> What to work on
Every line that contains the word "jakosti" should be copied.

> Data records
>>>

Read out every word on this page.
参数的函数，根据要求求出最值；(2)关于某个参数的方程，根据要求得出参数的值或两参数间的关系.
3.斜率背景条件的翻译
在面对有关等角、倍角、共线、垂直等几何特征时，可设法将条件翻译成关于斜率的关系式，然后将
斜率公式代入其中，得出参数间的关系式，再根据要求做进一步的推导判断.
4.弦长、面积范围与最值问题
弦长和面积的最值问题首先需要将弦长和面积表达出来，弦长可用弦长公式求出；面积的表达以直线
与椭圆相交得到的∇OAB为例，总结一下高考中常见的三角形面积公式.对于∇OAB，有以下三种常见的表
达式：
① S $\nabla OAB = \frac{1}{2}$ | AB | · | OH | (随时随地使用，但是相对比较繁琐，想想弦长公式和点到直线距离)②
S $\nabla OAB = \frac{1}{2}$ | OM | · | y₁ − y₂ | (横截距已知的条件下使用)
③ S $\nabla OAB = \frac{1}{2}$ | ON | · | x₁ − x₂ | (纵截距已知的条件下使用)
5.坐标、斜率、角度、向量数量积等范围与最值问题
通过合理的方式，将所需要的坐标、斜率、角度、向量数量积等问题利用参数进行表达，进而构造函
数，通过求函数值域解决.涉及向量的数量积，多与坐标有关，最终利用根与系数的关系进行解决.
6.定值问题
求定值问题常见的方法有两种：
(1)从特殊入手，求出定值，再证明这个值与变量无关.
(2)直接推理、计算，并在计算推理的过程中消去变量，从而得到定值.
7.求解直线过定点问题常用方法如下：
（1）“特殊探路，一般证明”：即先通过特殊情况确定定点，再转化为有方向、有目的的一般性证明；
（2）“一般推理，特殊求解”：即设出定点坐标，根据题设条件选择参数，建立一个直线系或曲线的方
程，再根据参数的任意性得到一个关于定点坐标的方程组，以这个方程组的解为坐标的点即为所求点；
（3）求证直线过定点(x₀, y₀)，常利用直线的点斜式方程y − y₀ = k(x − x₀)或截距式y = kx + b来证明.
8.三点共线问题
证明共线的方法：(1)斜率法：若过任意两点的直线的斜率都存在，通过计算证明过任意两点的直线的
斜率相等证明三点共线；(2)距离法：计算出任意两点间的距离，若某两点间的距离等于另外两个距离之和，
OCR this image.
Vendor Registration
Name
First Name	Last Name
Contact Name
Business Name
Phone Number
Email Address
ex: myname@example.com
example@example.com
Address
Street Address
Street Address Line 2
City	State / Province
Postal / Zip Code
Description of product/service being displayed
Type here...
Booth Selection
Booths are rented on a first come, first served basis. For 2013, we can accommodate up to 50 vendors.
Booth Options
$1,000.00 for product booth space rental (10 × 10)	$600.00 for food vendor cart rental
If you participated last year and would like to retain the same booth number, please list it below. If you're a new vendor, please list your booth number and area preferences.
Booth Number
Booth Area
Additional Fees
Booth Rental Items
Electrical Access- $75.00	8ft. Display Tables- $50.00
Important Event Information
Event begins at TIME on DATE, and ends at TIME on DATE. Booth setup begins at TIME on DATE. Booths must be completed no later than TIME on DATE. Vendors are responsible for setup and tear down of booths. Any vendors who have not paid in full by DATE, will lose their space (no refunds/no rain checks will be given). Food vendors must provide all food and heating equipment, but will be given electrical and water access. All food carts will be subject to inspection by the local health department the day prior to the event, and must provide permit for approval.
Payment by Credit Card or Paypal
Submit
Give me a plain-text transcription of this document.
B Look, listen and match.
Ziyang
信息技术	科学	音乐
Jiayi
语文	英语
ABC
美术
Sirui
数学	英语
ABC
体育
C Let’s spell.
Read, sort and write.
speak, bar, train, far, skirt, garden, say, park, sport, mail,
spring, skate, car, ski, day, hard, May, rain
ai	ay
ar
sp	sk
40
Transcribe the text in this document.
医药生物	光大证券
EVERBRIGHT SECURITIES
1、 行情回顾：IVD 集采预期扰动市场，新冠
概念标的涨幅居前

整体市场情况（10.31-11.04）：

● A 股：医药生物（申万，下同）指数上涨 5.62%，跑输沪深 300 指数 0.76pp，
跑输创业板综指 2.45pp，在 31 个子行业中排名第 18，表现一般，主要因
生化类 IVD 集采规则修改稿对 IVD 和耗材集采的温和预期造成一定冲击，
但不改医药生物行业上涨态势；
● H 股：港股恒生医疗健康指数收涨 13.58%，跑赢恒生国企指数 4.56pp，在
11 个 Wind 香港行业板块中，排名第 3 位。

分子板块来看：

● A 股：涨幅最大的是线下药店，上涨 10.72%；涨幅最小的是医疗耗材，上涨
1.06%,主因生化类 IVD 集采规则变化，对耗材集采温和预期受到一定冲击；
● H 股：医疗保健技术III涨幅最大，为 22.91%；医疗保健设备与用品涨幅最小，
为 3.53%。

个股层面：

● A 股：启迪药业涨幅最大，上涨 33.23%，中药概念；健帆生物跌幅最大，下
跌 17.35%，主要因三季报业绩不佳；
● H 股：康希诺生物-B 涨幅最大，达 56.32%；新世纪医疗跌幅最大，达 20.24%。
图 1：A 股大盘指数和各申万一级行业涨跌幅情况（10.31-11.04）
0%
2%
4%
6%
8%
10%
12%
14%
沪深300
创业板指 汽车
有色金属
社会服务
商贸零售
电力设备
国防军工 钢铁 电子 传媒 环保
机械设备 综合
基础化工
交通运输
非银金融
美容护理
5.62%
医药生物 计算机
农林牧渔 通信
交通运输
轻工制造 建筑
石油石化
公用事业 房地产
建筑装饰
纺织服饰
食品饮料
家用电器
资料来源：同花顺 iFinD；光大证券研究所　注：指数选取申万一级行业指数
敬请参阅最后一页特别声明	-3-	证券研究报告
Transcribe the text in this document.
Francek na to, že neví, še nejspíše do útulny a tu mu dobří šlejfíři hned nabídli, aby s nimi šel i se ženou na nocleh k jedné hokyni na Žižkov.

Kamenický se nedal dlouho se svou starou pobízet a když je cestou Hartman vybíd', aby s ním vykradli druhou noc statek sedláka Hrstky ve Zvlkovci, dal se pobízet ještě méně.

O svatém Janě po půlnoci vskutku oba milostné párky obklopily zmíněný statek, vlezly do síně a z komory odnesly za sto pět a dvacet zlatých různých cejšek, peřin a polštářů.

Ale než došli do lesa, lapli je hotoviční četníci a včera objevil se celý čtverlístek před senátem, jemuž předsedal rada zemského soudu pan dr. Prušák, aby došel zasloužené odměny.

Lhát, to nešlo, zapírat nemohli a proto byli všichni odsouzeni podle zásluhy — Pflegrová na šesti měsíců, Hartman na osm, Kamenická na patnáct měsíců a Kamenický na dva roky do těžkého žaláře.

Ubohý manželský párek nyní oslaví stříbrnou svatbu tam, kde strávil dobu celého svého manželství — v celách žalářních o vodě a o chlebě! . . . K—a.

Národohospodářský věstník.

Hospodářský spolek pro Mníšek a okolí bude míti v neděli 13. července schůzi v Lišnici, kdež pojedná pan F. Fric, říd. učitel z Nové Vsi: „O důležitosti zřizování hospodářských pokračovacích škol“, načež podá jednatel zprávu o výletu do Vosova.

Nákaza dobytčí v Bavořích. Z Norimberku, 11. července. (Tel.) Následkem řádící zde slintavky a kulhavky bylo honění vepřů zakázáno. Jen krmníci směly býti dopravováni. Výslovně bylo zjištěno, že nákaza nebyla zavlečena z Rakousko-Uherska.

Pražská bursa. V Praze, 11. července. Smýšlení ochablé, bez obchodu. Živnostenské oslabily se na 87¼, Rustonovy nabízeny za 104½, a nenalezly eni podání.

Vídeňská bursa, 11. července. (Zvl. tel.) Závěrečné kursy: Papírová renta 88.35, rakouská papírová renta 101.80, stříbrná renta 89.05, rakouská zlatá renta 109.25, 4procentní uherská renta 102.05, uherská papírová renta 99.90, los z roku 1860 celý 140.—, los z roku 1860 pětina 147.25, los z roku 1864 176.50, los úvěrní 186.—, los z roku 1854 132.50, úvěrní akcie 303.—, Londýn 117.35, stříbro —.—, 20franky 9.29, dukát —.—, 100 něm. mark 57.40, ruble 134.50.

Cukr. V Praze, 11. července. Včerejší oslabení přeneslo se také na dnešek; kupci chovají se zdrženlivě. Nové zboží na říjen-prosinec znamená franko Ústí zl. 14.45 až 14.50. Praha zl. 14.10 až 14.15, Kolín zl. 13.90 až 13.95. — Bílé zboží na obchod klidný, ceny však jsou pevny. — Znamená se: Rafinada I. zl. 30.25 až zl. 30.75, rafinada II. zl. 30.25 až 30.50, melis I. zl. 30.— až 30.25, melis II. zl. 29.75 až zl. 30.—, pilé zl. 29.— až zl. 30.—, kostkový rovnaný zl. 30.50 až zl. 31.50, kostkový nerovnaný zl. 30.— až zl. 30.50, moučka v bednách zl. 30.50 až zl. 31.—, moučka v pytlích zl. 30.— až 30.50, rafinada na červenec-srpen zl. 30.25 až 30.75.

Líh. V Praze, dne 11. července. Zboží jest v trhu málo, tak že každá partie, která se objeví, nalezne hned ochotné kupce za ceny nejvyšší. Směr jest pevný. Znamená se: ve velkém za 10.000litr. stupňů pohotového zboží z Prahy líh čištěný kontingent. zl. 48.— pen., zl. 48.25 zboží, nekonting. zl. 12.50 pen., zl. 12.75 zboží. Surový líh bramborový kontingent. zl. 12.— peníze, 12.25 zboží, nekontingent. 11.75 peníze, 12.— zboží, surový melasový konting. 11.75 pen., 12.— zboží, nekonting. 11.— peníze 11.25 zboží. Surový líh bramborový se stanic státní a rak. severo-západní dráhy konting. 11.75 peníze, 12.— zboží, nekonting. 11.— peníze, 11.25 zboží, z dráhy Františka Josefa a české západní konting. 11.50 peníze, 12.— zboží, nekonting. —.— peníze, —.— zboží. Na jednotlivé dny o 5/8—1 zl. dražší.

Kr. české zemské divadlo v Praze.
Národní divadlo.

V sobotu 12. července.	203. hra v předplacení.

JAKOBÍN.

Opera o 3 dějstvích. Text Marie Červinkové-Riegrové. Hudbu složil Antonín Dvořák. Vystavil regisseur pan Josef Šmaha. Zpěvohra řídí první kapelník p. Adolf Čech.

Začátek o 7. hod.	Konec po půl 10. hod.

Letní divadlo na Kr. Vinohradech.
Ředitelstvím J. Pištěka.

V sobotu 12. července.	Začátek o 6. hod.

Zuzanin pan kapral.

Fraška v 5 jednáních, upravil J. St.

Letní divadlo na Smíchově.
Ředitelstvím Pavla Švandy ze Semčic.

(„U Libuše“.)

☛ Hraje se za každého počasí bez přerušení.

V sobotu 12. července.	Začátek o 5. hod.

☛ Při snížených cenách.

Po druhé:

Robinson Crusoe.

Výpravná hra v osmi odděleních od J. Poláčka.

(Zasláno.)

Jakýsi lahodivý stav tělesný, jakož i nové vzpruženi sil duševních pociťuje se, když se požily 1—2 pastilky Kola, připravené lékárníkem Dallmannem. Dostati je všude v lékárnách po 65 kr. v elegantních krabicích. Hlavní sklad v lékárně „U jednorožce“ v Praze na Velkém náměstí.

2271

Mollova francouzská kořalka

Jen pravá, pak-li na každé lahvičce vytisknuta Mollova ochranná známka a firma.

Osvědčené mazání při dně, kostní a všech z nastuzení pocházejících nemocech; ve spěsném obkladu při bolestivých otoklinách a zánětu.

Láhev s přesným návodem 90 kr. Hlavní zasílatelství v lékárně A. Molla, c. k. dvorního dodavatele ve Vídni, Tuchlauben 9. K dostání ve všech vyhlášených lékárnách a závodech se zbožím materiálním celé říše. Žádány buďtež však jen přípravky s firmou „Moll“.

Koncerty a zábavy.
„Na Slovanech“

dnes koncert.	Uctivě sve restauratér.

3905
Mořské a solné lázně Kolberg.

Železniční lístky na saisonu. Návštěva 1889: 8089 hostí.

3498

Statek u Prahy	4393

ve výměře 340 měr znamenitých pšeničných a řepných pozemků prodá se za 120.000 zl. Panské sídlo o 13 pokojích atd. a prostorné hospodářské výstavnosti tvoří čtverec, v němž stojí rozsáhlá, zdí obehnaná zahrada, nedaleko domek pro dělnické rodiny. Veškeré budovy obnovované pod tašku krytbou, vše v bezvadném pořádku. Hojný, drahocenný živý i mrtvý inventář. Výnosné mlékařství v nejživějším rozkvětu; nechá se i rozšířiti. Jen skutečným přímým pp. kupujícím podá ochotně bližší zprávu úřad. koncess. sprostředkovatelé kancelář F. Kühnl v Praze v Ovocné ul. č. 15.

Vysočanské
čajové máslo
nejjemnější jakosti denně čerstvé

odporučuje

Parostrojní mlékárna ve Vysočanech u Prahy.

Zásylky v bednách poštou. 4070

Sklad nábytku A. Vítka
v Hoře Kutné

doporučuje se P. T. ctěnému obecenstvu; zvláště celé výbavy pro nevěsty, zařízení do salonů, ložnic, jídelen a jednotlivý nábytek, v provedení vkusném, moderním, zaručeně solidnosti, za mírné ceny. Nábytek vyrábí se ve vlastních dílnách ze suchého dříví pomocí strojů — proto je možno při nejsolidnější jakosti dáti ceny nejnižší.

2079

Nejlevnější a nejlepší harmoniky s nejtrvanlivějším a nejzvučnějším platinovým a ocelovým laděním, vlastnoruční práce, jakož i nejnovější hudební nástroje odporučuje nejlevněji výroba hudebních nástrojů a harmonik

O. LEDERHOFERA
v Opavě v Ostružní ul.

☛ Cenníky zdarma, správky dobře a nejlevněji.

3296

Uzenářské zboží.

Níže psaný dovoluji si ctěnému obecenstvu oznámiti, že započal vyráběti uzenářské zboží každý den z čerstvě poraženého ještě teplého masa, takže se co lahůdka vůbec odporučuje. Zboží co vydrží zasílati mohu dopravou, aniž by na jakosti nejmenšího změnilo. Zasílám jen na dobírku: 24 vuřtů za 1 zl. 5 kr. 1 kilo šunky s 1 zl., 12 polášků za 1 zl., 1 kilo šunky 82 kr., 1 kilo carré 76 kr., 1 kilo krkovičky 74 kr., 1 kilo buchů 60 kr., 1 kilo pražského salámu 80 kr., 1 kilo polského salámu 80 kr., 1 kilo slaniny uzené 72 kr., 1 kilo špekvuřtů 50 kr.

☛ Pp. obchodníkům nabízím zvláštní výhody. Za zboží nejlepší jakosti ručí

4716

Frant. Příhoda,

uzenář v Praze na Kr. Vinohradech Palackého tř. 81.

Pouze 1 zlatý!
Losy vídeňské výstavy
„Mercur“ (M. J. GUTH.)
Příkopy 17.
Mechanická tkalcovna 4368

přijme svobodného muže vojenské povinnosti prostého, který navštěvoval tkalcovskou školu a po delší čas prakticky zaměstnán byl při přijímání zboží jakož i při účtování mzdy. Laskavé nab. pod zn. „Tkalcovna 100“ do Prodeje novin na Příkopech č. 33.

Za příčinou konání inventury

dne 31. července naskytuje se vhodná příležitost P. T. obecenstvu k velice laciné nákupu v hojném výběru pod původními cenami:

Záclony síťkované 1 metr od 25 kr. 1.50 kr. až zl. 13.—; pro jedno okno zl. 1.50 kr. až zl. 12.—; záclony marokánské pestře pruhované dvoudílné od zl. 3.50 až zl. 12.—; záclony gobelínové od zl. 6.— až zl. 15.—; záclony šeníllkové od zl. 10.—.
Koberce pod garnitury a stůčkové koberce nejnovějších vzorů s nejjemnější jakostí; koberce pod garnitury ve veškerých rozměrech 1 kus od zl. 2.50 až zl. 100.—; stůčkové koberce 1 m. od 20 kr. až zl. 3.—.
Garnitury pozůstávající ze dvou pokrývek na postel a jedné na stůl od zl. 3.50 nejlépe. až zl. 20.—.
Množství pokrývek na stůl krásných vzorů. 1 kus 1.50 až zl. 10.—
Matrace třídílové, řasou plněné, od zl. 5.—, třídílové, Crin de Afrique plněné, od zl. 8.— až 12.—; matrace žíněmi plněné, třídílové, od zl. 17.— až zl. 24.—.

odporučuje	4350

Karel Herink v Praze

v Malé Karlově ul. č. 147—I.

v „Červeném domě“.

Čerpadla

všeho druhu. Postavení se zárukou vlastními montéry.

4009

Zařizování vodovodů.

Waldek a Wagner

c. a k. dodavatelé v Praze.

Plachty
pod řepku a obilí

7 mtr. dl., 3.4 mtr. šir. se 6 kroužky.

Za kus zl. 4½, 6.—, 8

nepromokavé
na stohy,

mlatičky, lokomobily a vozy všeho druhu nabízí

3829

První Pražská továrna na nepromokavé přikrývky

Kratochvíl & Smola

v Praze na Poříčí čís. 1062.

<<<

> Task response
nejjemnější jakosti denně čerstvé
doporučuje se P. T. ctěnému obecenstvu; zvláště celé výbavy pro nevěsty, zařízení do salonů, ložnic, jídelen a jednotlivý nábytek, v provedení vkusném, moderním, zaručeně solidnosti, za mírné ceny. Nábytek vyrábí se ve vlastních dílnách ze suchého dříví pomocí strojů — proto je možno při nejsolidnější jakosti dáti ceny nejnižší.
Níže psaný dovoluji si ctěnému obecenstvu oznámiti, že započal vyráběti uzenářské zboží každý den z čerstvě poraženého ještě teplého masa, takže se co lahůdka vůbec odporučuje. Zboží co vydrží zasílati mohu dopravou, aniž by na jakosti nejmenšího změnilo. Zasílám jen na dobírku: 24 vuřtů za 1 zl. 5 kr. 1 kilo šunky s 1 zl., 12 polášků za 1 zl., 1 kilo šunky 82 kr., 1 kilo carré 76 kr., 1 kilo krkovičky 74 kr., 1 kilo buchů 60 kr., 1 kilo pražského salámu 80 kr., 1 kilo polského salámu 80 kr., 1 kilo slaniny uzené 72 kr., 1 kilo špekvuřtů 50 kr.
☛ Pp. obchodníkům nabízím zvláštní výhody. Za zboží nejlepší jakosti ručí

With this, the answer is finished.